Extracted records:
══════════════════════════════

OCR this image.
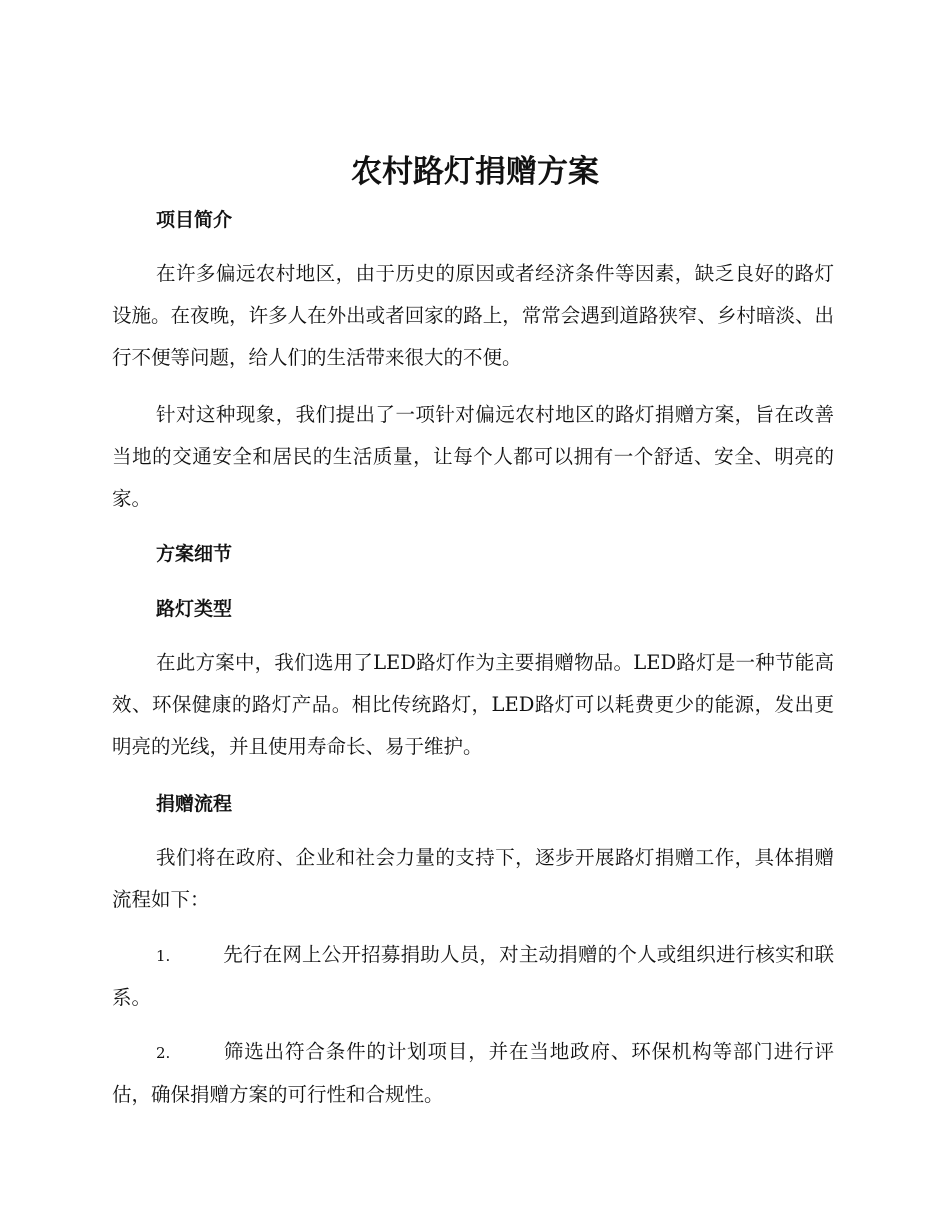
农村路灯捐赠方案
项目简介

在许多偏远农村地区，由于历史的原因或者经济条件等因素，缺乏良好的路灯设施。在夜晚，许多人在外出或者回家的路上，常常会遇到道路狭窄、乡村暗淡、出行不便等问题，给人们的生活带来很大的不便。

针对这种现象，我们提出了一项针对偏远农村地区的路灯捐赠方案，旨在改善当地的交通安全和居民的生活质量，让每个人都可以拥有一个舒适、安全、明亮的家。

方案细节
路灯类型

在此方案中，我们选用了LED路灯作为主要捐赠物品。LED路灯是一种节能高效、环保健康的路灯产品。相比传统路灯，LED路灯可以耗费更少的能源，发出更明亮的光线，并且使用寿命长、易于维护。

捐赠流程

我们将在政府、企业和社会力量的支持下，逐步开展路灯捐赠工作，具体捐赠流程如下：

1.	先行在网上公开招募捐助人员，对主动捐赠的个人或组织进行核实和联系。

2.	筛选出符合条件的计划项目，并在当地政府、环保机构等部门进行评估，确保捐赠方案的可行性和合规性。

══════════════════════════════

> Exercise task
Your task is an exact transcription of all the data, minus the pictures.

> Reply to the exercise
OCR this image.
农村路灯捐赠方案
项目简介

在许多偏远农村地区，由于历史的原因或者经济条件等因素，缺乏良好的路灯设施。在夜晚，许多人在外出或者回家的路上，常常会遇到道路狭窄、乡村暗淡、出行不便等问题，给人们的生活带来很大的不便。

针对这种现象，我们提出了一项针对偏远农村地区的路灯捐赠方案，旨在改善当地的交通安全和居民的生活质量，让每个人都可以拥有一个舒适、安全、明亮的家。

方案细节
路灯类型

在此方案中，我们选用了LED路灯作为主要捐赠物品。LED路灯是一种节能高效、环保健康的路灯产品。相比传统路灯，LED路灯可以耗费更少的能源，发出更明亮的光线，并且使用寿命长、易于维护。

捐赠流程

我们将在政府、企业和社会力量的支持下，逐步开展路灯捐赠工作，具体捐赠流程如下：

1.	先行在网上公开招募捐助人员，对主动捐赠的个人或组织进行核实和联系。

2.	筛选出符合条件的计划项目，并在当地政府、环保机构等部门进行评估，确保捐赠方案的可行性和合规性。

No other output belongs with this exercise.